GIVEN TASK> Identify the lines holding "relative" and copy them.

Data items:
════════

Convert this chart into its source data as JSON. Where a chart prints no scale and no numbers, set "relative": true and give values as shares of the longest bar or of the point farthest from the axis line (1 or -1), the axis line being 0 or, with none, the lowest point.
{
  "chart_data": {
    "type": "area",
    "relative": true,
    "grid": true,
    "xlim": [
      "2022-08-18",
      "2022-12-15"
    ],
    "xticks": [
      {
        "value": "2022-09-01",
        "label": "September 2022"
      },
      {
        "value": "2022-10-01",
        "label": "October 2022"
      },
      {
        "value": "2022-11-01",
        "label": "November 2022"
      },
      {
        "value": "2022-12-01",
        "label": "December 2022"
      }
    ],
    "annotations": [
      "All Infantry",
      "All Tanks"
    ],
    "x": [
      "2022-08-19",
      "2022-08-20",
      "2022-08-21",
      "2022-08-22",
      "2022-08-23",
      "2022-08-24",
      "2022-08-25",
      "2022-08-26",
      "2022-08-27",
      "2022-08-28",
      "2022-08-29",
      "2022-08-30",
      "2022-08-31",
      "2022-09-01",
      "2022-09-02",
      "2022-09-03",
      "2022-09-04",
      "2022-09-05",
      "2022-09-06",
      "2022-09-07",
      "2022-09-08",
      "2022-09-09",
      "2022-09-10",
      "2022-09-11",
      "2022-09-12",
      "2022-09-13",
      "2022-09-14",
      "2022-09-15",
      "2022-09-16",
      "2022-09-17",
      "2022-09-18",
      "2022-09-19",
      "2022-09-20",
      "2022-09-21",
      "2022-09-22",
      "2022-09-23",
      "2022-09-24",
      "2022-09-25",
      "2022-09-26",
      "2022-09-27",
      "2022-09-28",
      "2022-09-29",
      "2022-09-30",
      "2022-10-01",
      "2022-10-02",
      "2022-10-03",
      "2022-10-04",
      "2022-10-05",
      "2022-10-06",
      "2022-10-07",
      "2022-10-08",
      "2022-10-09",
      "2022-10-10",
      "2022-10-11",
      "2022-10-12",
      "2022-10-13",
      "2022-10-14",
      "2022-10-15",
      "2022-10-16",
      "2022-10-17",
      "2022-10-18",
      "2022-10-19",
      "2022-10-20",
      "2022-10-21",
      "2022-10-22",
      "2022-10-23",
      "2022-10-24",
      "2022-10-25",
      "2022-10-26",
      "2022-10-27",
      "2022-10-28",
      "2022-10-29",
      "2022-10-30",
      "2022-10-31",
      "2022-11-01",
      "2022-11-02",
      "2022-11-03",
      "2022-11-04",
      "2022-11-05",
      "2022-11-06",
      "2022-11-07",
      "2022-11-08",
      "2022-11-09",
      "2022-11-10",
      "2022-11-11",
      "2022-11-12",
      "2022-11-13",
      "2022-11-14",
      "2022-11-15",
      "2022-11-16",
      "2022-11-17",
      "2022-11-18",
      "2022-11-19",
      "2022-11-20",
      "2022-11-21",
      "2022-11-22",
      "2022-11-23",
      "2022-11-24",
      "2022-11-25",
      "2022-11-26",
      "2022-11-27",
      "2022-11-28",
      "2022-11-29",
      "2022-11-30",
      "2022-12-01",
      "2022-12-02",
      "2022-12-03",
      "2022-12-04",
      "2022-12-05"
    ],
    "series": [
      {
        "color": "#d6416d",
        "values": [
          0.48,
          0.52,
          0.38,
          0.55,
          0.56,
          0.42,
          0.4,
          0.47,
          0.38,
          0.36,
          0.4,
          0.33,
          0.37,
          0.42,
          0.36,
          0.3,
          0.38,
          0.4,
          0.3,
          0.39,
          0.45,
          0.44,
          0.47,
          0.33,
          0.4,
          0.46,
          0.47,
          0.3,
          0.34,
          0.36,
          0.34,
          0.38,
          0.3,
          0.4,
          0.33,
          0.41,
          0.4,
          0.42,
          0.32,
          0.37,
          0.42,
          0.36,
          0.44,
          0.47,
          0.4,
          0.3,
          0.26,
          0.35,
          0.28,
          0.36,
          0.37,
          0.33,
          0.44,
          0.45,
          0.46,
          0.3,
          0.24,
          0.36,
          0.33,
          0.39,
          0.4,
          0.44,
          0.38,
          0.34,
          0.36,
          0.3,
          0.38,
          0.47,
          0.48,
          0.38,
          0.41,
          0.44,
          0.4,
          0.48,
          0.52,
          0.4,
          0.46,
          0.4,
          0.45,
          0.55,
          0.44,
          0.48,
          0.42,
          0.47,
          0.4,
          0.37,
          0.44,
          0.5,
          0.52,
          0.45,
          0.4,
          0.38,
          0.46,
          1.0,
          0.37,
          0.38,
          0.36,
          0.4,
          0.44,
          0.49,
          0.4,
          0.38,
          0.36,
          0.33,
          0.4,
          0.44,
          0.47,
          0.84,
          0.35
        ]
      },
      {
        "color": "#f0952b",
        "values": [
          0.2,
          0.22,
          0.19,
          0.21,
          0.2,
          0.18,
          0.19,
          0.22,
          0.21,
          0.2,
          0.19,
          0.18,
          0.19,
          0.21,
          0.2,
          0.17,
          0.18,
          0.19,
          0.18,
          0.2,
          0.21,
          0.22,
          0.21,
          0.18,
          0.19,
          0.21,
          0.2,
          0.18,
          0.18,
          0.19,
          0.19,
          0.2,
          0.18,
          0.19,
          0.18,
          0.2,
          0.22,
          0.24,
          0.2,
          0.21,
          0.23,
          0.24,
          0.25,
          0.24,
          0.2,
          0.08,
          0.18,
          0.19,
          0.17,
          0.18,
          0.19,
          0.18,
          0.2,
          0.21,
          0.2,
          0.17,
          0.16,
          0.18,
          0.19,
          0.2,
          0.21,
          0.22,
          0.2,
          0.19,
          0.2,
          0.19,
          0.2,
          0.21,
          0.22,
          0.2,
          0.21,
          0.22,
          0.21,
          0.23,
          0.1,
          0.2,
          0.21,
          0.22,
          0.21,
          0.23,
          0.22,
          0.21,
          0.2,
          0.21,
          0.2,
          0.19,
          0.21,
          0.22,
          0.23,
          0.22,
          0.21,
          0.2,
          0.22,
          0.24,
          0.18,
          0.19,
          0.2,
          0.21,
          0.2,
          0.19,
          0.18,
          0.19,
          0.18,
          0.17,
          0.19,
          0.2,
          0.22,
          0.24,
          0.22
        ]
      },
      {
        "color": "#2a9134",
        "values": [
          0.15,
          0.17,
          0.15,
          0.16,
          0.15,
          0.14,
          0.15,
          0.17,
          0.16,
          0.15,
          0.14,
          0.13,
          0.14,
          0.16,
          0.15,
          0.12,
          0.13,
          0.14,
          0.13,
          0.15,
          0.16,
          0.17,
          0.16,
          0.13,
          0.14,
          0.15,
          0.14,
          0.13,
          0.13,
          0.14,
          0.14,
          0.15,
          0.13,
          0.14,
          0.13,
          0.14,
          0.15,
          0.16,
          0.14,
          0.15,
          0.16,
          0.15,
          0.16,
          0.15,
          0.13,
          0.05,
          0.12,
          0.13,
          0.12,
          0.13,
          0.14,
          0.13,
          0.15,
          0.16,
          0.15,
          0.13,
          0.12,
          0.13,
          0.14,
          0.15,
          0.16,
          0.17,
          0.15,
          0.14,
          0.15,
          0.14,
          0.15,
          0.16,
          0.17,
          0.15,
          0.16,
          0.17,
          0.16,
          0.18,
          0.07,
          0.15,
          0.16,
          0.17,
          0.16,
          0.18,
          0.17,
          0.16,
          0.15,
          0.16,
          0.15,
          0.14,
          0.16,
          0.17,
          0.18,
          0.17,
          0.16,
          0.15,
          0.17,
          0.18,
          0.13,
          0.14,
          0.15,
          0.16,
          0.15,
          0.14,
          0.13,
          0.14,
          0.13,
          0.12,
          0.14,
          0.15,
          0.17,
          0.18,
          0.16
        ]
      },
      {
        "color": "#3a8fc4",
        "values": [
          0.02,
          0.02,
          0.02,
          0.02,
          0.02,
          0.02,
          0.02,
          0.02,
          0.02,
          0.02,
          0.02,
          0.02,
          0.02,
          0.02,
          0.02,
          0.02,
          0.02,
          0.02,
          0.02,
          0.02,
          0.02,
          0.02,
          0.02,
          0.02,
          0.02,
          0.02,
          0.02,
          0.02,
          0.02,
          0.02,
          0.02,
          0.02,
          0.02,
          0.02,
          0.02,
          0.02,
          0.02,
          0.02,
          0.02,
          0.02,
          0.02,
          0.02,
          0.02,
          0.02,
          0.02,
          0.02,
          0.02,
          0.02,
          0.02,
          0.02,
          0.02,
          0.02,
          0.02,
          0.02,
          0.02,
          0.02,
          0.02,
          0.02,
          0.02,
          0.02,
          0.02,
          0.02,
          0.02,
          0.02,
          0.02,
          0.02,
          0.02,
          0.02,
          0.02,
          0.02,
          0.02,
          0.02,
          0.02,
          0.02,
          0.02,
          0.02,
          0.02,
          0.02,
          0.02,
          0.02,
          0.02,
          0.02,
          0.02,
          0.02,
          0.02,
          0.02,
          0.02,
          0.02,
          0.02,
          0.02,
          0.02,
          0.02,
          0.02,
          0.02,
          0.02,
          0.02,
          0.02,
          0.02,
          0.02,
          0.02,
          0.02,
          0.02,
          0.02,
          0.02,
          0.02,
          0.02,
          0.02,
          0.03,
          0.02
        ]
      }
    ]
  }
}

════════

ANSWER TO THE TASK>
Convert this chart into its source data as JSON. Where a chart prints no scale and no numbers, set "relative": true and give values as shares of the longest bar or of the point farthest from the axis line (1 or -1), the axis line being 0 or, with none, the lowest point.
    "relative": true,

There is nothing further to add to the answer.